▶ RECORDS:
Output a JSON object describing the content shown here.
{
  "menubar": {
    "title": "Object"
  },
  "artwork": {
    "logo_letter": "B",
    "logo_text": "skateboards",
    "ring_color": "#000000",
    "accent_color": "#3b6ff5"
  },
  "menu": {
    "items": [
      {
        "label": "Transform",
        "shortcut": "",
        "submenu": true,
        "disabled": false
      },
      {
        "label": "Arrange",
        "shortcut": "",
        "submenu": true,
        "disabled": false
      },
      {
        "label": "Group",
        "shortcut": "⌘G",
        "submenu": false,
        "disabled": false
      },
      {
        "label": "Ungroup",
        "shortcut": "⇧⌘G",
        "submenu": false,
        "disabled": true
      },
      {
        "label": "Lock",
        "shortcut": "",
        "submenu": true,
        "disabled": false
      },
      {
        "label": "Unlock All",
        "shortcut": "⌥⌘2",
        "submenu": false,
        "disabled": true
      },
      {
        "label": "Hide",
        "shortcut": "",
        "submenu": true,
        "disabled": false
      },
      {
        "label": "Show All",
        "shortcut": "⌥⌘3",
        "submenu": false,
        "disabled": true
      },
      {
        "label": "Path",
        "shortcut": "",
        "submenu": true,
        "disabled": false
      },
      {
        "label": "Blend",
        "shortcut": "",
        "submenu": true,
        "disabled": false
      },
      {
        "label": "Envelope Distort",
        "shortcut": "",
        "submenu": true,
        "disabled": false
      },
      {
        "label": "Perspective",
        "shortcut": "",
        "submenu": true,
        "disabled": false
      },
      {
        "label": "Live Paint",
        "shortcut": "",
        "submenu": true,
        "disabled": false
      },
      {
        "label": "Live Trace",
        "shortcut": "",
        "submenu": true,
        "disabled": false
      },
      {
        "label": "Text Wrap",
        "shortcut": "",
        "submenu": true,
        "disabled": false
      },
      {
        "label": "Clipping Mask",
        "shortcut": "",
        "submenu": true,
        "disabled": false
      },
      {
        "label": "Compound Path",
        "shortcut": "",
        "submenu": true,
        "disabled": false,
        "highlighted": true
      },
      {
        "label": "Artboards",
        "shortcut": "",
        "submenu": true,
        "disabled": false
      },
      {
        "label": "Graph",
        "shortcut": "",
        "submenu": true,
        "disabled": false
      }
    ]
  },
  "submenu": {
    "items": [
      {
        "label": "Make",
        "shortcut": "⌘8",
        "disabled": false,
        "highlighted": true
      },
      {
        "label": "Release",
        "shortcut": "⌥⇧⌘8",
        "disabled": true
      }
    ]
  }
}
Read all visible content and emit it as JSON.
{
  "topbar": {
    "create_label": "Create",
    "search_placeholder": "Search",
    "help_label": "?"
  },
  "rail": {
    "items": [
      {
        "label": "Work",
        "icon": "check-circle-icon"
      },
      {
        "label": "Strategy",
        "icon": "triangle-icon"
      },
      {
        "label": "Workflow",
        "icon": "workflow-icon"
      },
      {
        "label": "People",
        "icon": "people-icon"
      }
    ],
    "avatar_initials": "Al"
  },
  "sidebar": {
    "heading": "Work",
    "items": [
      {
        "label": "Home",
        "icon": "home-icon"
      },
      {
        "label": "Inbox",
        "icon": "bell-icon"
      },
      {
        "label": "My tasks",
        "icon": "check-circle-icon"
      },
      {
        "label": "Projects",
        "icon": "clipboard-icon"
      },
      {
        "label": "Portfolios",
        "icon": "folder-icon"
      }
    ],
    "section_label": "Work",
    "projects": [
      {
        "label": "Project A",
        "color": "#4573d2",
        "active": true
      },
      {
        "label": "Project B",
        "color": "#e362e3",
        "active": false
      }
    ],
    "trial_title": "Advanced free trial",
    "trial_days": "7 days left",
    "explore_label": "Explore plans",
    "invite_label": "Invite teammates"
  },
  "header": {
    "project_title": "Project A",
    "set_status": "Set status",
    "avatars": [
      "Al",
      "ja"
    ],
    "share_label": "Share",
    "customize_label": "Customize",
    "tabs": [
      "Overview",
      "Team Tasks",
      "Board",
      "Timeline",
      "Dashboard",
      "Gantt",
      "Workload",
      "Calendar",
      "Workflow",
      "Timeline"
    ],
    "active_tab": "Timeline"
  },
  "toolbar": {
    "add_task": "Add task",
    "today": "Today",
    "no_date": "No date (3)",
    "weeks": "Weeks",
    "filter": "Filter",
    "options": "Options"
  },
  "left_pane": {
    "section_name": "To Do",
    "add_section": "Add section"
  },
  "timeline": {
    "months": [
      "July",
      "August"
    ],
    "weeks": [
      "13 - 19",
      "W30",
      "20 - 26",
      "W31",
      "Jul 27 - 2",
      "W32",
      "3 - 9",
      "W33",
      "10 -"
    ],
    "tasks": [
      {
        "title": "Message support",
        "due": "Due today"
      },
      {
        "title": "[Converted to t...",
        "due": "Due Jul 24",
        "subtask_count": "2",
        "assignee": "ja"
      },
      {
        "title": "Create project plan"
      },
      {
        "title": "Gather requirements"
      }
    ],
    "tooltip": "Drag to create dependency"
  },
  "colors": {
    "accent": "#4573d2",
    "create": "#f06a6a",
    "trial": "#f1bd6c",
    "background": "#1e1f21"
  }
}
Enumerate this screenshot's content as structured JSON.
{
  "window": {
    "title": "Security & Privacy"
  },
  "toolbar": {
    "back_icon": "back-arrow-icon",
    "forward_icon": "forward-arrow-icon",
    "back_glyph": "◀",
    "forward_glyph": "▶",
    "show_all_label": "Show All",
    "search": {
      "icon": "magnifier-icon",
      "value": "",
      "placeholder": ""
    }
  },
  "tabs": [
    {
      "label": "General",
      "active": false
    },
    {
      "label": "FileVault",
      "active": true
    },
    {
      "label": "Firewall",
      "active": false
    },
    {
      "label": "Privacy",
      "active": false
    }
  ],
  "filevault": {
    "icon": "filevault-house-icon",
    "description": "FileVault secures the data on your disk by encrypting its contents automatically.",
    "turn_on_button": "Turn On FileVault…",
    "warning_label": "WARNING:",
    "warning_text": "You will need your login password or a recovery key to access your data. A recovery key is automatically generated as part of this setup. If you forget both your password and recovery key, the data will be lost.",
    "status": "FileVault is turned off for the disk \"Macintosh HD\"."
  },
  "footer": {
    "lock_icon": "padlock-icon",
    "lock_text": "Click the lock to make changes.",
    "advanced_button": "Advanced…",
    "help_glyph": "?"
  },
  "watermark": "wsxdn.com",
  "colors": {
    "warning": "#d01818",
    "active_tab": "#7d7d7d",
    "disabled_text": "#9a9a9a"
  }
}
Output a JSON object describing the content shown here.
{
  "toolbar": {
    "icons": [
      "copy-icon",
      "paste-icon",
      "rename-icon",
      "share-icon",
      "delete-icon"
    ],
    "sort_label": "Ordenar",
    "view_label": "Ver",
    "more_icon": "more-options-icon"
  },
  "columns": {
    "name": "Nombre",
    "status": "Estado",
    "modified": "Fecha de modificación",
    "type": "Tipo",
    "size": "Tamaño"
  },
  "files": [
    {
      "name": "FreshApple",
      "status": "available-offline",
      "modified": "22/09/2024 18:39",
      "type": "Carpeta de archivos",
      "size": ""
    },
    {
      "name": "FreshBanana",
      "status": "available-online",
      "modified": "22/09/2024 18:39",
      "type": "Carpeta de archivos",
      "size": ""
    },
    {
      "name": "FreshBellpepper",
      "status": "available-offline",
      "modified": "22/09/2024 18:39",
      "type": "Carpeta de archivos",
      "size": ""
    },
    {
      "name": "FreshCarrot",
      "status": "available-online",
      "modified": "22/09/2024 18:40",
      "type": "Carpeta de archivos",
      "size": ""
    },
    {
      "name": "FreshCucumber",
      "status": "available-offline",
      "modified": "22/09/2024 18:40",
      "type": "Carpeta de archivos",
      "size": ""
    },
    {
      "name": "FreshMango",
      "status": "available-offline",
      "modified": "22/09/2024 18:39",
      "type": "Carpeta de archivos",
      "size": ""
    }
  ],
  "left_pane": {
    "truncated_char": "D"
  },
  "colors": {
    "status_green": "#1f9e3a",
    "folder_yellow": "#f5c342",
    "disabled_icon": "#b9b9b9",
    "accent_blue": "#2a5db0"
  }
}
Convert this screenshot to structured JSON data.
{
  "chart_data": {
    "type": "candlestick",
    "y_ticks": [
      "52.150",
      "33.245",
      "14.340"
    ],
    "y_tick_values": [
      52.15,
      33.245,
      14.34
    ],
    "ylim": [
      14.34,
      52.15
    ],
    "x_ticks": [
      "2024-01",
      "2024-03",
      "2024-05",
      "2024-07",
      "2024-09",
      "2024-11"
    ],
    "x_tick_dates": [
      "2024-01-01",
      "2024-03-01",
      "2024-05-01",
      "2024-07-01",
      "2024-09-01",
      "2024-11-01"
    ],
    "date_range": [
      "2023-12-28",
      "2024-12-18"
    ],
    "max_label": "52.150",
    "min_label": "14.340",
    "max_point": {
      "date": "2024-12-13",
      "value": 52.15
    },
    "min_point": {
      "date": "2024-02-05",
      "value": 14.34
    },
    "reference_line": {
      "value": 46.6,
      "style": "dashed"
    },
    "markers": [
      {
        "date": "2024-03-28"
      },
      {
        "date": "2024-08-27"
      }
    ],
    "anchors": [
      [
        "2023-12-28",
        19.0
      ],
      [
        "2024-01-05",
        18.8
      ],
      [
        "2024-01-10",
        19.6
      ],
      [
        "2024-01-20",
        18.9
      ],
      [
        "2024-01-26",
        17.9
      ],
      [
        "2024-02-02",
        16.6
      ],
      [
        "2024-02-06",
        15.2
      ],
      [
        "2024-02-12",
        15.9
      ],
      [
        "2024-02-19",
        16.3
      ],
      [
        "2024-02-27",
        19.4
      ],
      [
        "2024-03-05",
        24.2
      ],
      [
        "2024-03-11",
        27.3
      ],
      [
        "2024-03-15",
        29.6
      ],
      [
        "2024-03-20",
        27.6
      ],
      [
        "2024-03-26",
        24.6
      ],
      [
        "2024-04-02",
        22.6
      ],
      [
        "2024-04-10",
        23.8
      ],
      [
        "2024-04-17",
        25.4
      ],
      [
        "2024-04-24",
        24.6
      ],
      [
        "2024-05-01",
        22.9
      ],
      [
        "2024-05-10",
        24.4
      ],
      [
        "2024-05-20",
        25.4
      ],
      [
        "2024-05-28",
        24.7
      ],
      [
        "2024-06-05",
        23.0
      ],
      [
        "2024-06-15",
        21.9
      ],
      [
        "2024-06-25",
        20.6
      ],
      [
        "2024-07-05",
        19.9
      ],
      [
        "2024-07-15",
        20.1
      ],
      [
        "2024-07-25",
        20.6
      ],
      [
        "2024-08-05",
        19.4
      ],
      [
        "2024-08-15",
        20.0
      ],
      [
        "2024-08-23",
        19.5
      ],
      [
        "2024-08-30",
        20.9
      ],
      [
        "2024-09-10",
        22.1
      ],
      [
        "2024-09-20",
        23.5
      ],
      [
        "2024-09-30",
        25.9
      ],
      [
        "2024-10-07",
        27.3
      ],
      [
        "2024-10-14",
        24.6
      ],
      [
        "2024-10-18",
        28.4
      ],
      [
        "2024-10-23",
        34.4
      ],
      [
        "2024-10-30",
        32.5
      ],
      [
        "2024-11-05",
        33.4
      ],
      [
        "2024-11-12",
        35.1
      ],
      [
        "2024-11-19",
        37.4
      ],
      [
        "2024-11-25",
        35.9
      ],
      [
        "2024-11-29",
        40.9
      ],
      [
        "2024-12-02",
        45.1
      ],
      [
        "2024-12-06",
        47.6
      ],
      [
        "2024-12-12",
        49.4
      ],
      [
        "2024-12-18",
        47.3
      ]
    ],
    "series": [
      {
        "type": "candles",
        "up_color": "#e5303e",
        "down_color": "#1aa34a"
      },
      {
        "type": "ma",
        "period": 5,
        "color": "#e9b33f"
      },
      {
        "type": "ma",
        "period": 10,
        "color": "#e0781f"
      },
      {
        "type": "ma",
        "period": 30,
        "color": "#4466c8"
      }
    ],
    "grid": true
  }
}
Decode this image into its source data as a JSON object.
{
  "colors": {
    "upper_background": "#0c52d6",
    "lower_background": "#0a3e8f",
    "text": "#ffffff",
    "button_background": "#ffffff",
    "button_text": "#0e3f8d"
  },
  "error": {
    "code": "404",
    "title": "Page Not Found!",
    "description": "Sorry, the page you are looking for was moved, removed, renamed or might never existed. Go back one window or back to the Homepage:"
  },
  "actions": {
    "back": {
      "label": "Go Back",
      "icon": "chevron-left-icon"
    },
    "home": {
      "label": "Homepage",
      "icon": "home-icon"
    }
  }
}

▶ PROBLEM TO WORK ON:
Reproduce the lines of the entries above exactly, but only from the line containing "Decode this image" through the final line.

▶ ANSWER FOR THIS EXERCISE:
Decode this image into its source data as a JSON object.
{
  "colors": {
    "upper_background": "#0c52d6",
    "lower_background": "#0a3e8f",
    "text": "#ffffff",
    "button_background": "#ffffff",
    "button_text": "#0e3f8d"
  },
  "error": {
    "code": "404",
    "title": "Page Not Found!",
    "description": "Sorry, the page you are looking for was moved, removed, renamed or might never existed. Go back one window or back to the Homepage:"
  },
  "actions": {
    "back": {
      "label": "Go Back",
      "icon": "chevron-left-icon"
    },
    "home": {
      "label": "Homepage",
      "icon": "home-icon"
    }
  }
}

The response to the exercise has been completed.